DIRECTIONS FOR THIS TASK >> Copy out all lines in the data below containing the string "mare".

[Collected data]
--- begin ---

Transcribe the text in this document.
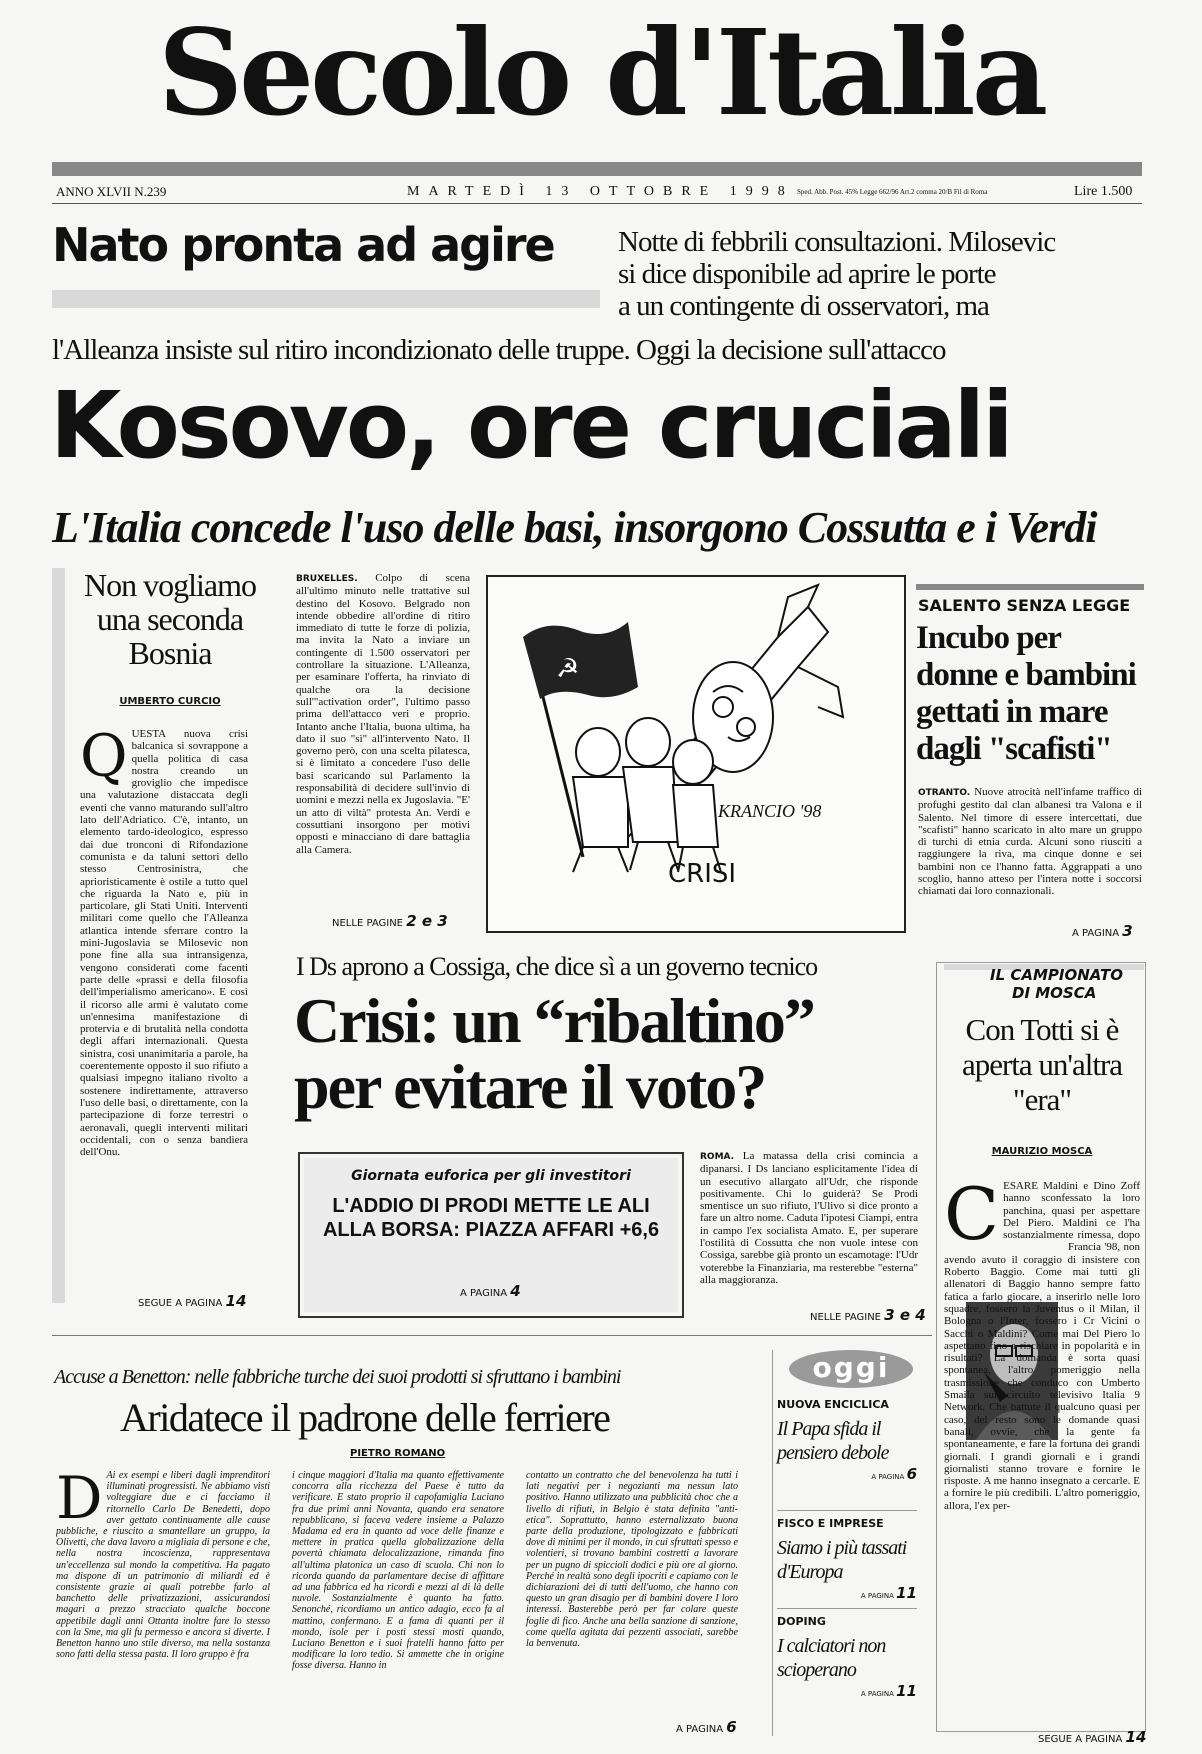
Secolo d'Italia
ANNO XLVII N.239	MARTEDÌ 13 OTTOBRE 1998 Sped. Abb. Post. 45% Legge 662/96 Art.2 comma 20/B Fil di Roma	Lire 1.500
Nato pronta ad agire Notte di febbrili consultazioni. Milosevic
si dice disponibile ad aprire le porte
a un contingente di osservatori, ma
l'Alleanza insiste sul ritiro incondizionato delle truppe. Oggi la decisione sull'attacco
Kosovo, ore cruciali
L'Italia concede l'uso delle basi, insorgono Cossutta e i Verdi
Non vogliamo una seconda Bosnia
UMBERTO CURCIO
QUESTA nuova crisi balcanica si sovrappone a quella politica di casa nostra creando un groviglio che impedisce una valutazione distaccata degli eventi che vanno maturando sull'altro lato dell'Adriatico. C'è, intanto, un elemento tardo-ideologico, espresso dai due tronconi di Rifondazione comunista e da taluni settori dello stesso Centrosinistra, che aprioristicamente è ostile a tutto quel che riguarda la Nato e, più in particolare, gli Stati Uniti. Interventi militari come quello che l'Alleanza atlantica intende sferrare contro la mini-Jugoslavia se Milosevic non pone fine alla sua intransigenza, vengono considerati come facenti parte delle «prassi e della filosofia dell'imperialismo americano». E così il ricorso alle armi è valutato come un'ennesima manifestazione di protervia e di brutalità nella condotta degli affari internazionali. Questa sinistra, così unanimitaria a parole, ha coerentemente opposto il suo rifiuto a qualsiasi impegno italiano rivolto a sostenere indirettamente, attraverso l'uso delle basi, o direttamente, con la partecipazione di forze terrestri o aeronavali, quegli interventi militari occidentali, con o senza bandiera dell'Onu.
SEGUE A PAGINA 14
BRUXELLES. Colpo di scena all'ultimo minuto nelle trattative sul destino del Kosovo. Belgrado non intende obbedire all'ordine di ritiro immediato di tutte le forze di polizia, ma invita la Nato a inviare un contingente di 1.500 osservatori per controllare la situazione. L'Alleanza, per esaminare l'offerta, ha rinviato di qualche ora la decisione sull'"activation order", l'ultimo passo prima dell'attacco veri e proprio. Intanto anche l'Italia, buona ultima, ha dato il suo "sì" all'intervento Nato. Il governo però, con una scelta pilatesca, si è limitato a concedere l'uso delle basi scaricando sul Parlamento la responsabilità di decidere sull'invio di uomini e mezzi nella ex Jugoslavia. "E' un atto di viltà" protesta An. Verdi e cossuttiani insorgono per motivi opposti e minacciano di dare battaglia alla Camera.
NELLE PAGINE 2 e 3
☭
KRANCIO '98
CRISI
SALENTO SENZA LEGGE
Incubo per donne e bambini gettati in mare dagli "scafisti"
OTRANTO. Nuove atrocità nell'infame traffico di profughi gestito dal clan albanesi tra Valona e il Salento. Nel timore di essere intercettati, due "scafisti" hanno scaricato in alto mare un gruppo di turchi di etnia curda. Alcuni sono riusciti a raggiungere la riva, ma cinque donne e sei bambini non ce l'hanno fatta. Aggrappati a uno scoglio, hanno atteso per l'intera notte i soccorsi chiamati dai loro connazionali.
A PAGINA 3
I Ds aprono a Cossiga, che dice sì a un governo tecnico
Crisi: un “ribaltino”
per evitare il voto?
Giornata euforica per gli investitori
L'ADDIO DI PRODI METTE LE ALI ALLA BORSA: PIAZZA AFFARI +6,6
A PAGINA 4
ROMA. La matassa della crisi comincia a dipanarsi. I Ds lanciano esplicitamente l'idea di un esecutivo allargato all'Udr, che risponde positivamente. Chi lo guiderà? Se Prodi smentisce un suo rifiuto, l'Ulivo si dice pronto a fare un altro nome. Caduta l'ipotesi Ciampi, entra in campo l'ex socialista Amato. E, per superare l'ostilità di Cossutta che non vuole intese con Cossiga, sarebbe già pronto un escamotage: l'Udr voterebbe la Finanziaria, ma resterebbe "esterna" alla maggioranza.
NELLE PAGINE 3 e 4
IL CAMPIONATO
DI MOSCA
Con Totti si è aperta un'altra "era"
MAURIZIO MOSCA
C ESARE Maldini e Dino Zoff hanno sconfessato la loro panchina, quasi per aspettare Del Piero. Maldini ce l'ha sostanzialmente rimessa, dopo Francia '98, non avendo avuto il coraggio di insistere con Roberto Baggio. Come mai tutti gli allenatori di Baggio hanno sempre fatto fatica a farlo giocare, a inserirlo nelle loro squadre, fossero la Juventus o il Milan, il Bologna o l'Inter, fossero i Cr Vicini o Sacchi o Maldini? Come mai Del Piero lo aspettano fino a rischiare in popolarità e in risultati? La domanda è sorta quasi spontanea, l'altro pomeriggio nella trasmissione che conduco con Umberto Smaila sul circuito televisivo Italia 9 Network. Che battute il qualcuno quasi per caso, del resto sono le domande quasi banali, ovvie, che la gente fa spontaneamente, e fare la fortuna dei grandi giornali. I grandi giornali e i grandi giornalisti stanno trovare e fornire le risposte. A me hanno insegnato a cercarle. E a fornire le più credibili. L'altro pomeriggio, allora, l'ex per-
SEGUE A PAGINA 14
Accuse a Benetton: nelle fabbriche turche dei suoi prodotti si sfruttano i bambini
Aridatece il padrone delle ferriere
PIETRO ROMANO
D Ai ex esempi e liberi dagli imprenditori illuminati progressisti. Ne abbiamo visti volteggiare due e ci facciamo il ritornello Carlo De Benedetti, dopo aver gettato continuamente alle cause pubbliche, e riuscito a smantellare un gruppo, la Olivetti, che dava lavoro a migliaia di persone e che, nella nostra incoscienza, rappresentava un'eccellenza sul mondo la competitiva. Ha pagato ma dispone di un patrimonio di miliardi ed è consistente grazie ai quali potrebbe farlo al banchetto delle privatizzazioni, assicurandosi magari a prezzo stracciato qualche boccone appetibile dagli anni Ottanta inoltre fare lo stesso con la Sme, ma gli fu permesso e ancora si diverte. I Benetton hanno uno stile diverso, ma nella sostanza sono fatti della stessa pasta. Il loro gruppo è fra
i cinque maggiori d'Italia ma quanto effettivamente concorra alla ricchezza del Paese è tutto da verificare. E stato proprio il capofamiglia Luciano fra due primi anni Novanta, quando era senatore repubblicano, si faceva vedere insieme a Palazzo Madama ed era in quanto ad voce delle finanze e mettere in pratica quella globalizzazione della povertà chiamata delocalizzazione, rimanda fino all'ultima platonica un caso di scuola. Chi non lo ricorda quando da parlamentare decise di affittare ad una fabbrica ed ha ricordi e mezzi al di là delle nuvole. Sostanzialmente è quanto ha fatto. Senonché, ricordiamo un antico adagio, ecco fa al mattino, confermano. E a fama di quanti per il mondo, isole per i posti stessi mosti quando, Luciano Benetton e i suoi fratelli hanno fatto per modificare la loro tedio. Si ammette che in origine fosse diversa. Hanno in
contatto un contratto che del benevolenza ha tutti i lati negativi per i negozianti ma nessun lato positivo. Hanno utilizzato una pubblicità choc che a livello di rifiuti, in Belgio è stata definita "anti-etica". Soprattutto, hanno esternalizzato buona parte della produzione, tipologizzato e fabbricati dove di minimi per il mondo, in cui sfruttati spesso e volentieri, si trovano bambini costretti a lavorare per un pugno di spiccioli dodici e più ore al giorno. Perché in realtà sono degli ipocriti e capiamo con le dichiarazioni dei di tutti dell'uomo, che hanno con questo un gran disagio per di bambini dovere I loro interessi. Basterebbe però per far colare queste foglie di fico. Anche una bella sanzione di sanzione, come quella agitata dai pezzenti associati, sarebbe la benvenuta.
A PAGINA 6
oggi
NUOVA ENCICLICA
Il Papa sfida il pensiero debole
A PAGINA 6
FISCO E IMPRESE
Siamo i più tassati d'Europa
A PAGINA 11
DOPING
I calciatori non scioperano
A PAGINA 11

--- end ---

ANSWER BELOW >>
Incubo per donne e bambini gettati in mare dagli "scafisti"
OTRANTO. Nuove atrocità nell'infame traffico di profughi gestito dal clan albanesi tra Valona e il Salento. Nel timore di essere intercettati, due "scafisti" hanno scaricato in alto mare un gruppo di turchi di etnia curda. Alcuni sono riusciti a raggiungere la riva, ma cinque donne e sei bambini non ce l'hanno fatta. Aggrappati a uno scoglio, hanno atteso per l'intera notte i soccorsi chiamati dai loro connazionali.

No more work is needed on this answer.